DATASET RECORDS
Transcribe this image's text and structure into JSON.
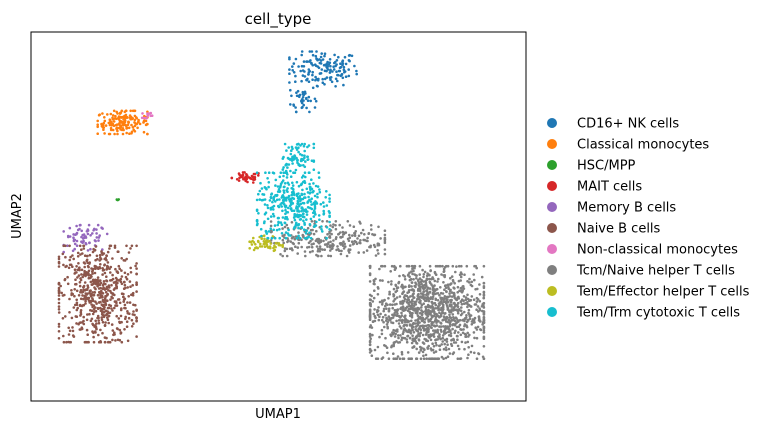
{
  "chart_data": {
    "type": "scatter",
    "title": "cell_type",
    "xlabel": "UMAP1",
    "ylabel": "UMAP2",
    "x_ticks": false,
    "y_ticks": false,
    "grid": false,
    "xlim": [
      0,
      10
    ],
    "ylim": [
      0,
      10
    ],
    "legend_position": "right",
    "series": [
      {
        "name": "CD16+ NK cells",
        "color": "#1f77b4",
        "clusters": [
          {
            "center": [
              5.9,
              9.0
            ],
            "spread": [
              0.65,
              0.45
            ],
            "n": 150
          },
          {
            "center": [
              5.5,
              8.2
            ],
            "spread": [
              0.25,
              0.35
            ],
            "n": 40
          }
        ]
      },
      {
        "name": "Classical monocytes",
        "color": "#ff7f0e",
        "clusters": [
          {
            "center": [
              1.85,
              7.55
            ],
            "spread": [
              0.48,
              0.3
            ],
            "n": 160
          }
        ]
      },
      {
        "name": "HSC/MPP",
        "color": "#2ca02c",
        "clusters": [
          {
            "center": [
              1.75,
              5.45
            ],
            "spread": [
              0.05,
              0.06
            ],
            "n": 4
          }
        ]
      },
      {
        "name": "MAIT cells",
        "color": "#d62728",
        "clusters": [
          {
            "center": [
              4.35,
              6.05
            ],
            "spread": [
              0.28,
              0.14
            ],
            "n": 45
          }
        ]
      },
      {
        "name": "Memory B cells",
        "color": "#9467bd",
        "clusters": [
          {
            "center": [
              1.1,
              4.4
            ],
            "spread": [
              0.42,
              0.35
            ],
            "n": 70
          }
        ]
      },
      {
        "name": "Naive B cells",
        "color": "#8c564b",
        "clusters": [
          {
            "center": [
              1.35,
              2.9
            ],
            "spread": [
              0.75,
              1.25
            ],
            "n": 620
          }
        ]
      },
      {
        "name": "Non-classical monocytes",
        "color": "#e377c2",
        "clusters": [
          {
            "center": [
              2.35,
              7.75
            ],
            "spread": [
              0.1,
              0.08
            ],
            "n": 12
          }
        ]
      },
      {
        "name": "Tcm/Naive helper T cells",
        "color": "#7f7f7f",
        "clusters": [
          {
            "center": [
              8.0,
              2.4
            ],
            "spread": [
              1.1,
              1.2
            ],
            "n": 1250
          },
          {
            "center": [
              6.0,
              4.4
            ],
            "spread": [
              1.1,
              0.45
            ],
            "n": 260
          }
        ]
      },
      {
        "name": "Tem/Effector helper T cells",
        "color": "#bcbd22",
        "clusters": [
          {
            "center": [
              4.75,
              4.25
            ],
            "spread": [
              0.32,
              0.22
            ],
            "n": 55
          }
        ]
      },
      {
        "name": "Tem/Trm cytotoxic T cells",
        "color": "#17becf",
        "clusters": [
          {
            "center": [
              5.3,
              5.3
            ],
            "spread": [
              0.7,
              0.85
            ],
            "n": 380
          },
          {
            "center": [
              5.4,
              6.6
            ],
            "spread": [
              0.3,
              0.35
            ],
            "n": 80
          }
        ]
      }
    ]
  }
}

REQUIRED ACTION
If a line in the data above holds the string "cells", copy it.

RESPONSE BELOW
        "name": "CD16+ NK cells",
        "name": "MAIT cells",
        "name": "Memory B cells",
        "name": "Naive B cells",
        "name": "Tcm/Naive helper T cells",
        "name": "Tem/Effector helper T cells",
        "name": "Tem/Trm cytotoxic T cells",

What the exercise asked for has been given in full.